Written instruction: Omit all pictures, then retype the data exactly as given.

Data for processing:
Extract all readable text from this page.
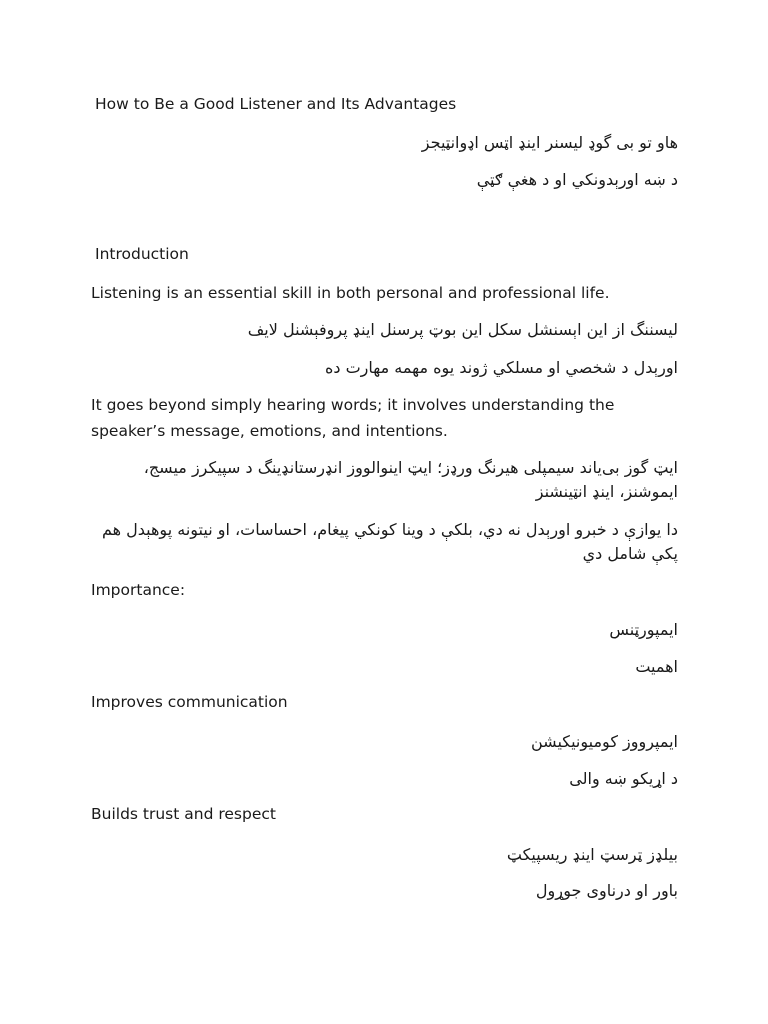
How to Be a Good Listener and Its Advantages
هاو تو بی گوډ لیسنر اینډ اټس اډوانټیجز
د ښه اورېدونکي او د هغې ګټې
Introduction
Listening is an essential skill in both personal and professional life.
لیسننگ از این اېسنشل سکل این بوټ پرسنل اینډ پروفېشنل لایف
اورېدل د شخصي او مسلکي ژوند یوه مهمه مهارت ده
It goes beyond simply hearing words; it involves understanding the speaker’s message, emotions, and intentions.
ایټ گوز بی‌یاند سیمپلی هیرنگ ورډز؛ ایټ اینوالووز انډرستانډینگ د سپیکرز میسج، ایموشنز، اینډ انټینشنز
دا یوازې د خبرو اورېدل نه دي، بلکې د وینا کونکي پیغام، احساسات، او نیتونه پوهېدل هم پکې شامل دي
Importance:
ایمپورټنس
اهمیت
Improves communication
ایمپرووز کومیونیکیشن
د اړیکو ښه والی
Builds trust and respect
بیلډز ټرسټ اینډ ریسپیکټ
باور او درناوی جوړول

Solution to the problem:
Extract all readable text from this page.
How to Be a Good Listener and Its Advantages
هاو تو بی گوډ لیسنر اینډ اټس اډوانټیجز
د ښه اورېدونکي او د هغې ګټې
Introduction
Listening is an essential skill in both personal and professional life.
لیسننگ از این اېسنشل سکل این بوټ پرسنل اینډ پروفېشنل لایف
اورېدل د شخصي او مسلکي ژوند یوه مهمه مهارت ده
It goes beyond simply hearing words; it involves understanding the speaker’s message, emotions, and intentions.
ایټ گوز بی‌یاند سیمپلی هیرنگ ورډز؛ ایټ اینوالووز انډرستانډینگ د سپیکرز میسج، ایموشنز، اینډ انټینشنز
دا یوازې د خبرو اورېدل نه دي، بلکې د وینا کونکي پیغام، احساسات، او نیتونه پوهېدل هم پکې شامل دي
Importance:
ایمپورټنس
اهمیت
Improves communication
ایمپرووز کومیونیکیشن
د اړیکو ښه والی
Builds trust and respect
بیلډز ټرسټ اینډ ریسپیکټ
باور او درناوی جوړول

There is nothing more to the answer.